_The request_.
Every record here should be printed again exactly.
:: Given entries ::
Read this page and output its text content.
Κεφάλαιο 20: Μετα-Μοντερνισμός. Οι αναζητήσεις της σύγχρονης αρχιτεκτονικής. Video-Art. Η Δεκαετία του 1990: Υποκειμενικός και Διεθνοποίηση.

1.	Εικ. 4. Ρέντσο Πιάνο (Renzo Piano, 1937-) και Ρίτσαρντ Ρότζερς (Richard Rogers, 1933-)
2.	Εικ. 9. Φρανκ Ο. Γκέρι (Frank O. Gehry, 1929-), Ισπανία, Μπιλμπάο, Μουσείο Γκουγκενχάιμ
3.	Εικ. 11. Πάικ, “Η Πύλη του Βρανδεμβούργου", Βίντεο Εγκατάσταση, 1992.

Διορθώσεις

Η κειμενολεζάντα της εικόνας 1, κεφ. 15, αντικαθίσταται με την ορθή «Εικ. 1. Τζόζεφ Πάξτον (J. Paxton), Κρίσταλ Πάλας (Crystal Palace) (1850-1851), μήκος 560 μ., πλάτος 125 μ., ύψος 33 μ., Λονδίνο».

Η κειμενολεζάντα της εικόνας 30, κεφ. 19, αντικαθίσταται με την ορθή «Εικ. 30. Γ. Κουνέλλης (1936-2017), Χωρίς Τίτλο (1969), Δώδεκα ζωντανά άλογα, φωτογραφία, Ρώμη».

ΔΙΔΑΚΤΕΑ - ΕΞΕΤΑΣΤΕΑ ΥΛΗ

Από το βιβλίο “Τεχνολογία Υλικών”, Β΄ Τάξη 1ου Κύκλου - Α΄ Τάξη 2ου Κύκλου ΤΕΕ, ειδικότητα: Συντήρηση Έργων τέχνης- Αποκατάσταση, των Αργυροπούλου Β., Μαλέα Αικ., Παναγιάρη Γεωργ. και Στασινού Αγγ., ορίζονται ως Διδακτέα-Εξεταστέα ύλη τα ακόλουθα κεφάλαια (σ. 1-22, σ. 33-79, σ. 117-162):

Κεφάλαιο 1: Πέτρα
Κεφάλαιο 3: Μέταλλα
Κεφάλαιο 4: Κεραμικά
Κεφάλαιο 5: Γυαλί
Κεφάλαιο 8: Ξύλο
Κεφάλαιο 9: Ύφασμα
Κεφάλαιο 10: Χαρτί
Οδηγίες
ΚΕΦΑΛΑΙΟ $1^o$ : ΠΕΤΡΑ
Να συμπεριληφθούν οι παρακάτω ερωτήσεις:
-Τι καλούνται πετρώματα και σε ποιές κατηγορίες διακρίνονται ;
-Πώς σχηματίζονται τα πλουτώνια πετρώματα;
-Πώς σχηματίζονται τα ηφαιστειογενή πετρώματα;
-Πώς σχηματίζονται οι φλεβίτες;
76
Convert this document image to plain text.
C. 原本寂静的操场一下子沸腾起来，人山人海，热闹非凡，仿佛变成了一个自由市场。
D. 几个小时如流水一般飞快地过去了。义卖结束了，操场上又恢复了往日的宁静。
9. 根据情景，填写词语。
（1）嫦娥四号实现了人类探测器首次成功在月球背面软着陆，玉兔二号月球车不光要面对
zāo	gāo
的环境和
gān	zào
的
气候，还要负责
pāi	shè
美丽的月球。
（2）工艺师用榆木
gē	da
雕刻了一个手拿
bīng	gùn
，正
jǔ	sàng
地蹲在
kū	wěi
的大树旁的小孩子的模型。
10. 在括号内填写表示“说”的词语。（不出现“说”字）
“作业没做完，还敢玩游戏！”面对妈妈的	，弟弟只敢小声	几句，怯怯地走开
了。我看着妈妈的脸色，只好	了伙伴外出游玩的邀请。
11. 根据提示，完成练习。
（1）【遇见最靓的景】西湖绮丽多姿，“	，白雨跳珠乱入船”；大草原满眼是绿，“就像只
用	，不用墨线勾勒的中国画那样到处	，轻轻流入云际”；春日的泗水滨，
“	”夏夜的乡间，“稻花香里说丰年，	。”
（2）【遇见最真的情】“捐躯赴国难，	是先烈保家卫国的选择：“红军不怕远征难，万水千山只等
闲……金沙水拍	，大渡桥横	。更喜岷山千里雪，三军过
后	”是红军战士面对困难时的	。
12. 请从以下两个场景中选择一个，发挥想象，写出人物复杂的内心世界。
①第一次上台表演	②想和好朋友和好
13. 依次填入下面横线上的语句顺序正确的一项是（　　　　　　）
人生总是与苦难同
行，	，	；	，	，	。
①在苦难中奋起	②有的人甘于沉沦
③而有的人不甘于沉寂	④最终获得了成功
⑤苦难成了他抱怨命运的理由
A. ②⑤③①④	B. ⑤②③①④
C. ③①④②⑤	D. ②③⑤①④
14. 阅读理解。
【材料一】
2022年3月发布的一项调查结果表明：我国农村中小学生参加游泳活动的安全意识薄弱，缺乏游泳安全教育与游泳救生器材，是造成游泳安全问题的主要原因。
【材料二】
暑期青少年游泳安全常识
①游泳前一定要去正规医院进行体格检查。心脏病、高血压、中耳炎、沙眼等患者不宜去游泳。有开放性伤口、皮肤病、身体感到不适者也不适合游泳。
:::
_Final result_.
Read this page and output its text content.
Κεφάλαιο 20: Μετα-Μοντερνισμός. Οι αναζητήσεις της σύγχρονης αρχιτεκτονικής. Video-Art. Η Δεκαετία του 1990: Υποκειμενικός και Διεθνοποίηση.

1.	Εικ. 4. Ρέντσο Πιάνο (Renzo Piano, 1937-) και Ρίτσαρντ Ρότζερς (Richard Rogers, 1933-)
2.	Εικ. 9. Φρανκ Ο. Γκέρι (Frank O. Gehry, 1929-), Ισπανία, Μπιλμπάο, Μουσείο Γκουγκενχάιμ
3.	Εικ. 11. Πάικ, “Η Πύλη του Βρανδεμβούργου", Βίντεο Εγκατάσταση, 1992.

Διορθώσεις

Η κειμενολεζάντα της εικόνας 1, κεφ. 15, αντικαθίσταται με την ορθή «Εικ. 1. Τζόζεφ Πάξτον (J. Paxton), Κρίσταλ Πάλας (Crystal Palace) (1850-1851), μήκος 560 μ., πλάτος 125 μ., ύψος 33 μ., Λονδίνο».

Η κειμενολεζάντα της εικόνας 30, κεφ. 19, αντικαθίσταται με την ορθή «Εικ. 30. Γ. Κουνέλλης (1936-2017), Χωρίς Τίτλο (1969), Δώδεκα ζωντανά άλογα, φωτογραφία, Ρώμη».

ΔΙΔΑΚΤΕΑ - ΕΞΕΤΑΣΤΕΑ ΥΛΗ

Από το βιβλίο “Τεχνολογία Υλικών”, Β΄ Τάξη 1ου Κύκλου - Α΄ Τάξη 2ου Κύκλου ΤΕΕ, ειδικότητα: Συντήρηση Έργων τέχνης- Αποκατάσταση, των Αργυροπούλου Β., Μαλέα Αικ., Παναγιάρη Γεωργ. και Στασινού Αγγ., ορίζονται ως Διδακτέα-Εξεταστέα ύλη τα ακόλουθα κεφάλαια (σ. 1-22, σ. 33-79, σ. 117-162):

Κεφάλαιο 1: Πέτρα
Κεφάλαιο 3: Μέταλλα
Κεφάλαιο 4: Κεραμικά
Κεφάλαιο 5: Γυαλί
Κεφάλαιο 8: Ξύλο
Κεφάλαιο 9: Ύφασμα
Κεφάλαιο 10: Χαρτί
Οδηγίες
ΚΕΦΑΛΑΙΟ $1^o$ : ΠΕΤΡΑ
Να συμπεριληφθούν οι παρακάτω ερωτήσεις:
-Τι καλούνται πετρώματα και σε ποιές κατηγορίες διακρίνονται ;
-Πώς σχηματίζονται τα πλουτώνια πετρώματα;
-Πώς σχηματίζονται τα ηφαιστειογενή πετρώματα;
-Πώς σχηματίζονται οι φλεβίτες;
76
Convert this document image to plain text.
C. 原本寂静的操场一下子沸腾起来，人山人海，热闹非凡，仿佛变成了一个自由市场。
D. 几个小时如流水一般飞快地过去了。义卖结束了，操场上又恢复了往日的宁静。
9. 根据情景，填写词语。
（1）嫦娥四号实现了人类探测器首次成功在月球背面软着陆，玉兔二号月球车不光要面对
zāo	gāo
的环境和
gān	zào
的
气候，还要负责
pāi	shè
美丽的月球。
（2）工艺师用榆木
gē	da
雕刻了一个手拿
bīng	gùn
，正
jǔ	sàng
地蹲在
kū	wěi
的大树旁的小孩子的模型。
10. 在括号内填写表示“说”的词语。（不出现“说”字）
“作业没做完，还敢玩游戏！”面对妈妈的	，弟弟只敢小声	几句，怯怯地走开
了。我看着妈妈的脸色，只好	了伙伴外出游玩的邀请。
11. 根据提示，完成练习。
（1）【遇见最靓的景】西湖绮丽多姿，“	，白雨跳珠乱入船”；大草原满眼是绿，“就像只
用	，不用墨线勾勒的中国画那样到处	，轻轻流入云际”；春日的泗水滨，
“	”夏夜的乡间，“稻花香里说丰年，	。”
（2）【遇见最真的情】“捐躯赴国难，	是先烈保家卫国的选择：“红军不怕远征难，万水千山只等
闲……金沙水拍	，大渡桥横	。更喜岷山千里雪，三军过
后	”是红军战士面对困难时的	。
12. 请从以下两个场景中选择一个，发挥想象，写出人物复杂的内心世界。
①第一次上台表演	②想和好朋友和好
13. 依次填入下面横线上的语句顺序正确的一项是（　　　　　　）
人生总是与苦难同
行，	，	；	，	，	。
①在苦难中奋起	②有的人甘于沉沦
③而有的人不甘于沉寂	④最终获得了成功
⑤苦难成了他抱怨命运的理由
A. ②⑤③①④	B. ⑤②③①④
C. ③①④②⑤	D. ②③⑤①④
14. 阅读理解。
【材料一】
2022年3月发布的一项调查结果表明：我国农村中小学生参加游泳活动的安全意识薄弱，缺乏游泳安全教育与游泳救生器材，是造成游泳安全问题的主要原因。
【材料二】
暑期青少年游泳安全常识
①游泳前一定要去正规医院进行体格检查。心脏病、高血压、中耳炎、沙眼等患者不宜去游泳。有开放性伤口、皮肤病、身体感到不适者也不适合游泳。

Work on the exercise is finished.